_Short problem_. Write the material out again, line by line, exactly as it is.

(Source records)
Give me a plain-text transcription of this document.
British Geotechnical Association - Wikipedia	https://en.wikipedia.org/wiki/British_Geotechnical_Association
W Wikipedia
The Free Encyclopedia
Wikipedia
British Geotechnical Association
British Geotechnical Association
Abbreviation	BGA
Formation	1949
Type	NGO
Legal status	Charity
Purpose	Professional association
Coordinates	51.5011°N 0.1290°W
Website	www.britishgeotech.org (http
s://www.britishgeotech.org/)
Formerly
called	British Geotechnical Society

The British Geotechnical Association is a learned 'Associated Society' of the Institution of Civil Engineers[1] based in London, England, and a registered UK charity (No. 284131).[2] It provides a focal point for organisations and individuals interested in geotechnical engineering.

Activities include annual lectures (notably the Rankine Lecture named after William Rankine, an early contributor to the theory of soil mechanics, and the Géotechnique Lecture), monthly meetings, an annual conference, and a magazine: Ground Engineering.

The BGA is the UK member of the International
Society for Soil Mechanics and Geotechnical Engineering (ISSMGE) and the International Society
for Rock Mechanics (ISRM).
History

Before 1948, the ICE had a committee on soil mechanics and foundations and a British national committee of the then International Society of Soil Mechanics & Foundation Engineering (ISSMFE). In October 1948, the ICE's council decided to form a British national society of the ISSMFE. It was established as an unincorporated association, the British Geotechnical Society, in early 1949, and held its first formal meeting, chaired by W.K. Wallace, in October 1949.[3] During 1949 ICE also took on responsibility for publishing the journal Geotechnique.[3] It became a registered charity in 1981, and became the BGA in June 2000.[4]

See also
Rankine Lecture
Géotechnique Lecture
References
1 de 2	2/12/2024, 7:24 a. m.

_Exercise output_.
Give me a plain-text transcription of this document.
British Geotechnical Association - Wikipedia	https://en.wikipedia.org/wiki/British_Geotechnical_Association
W Wikipedia
The Free Encyclopedia
Wikipedia
British Geotechnical Association
British Geotechnical Association
Abbreviation	BGA
Formation	1949
Type	NGO
Legal status	Charity
Purpose	Professional association
Coordinates	51.5011°N 0.1290°W
Website	www.britishgeotech.org (http
s://www.britishgeotech.org/)
Formerly
called	British Geotechnical Society

The British Geotechnical Association is a learned 'Associated Society' of the Institution of Civil Engineers[1] based in London, England, and a registered UK charity (No. 284131).[2] It provides a focal point for organisations and individuals interested in geotechnical engineering.

Activities include annual lectures (notably the Rankine Lecture named after William Rankine, an early contributor to the theory of soil mechanics, and the Géotechnique Lecture), monthly meetings, an annual conference, and a magazine: Ground Engineering.

The BGA is the UK member of the International
Society for Soil Mechanics and Geotechnical Engineering (ISSMGE) and the International Society
for Rock Mechanics (ISRM).
History

Before 1948, the ICE had a committee on soil mechanics and foundations and a British national committee of the then International Society of Soil Mechanics & Foundation Engineering (ISSMFE). In October 1948, the ICE's council decided to form a British national society of the ISSMFE. It was established as an unincorporated association, the British Geotechnical Society, in early 1949, and held its first formal meeting, chaired by W.K. Wallace, in October 1949.[3] During 1949 ICE also took on responsibility for publishing the journal Geotechnique.[3] It became a registered charity in 1981, and became the BGA in June 2000.[4]

See also
Rankine Lecture
Géotechnique Lecture
References
1 de 2	2/12/2024, 7:24 a. m.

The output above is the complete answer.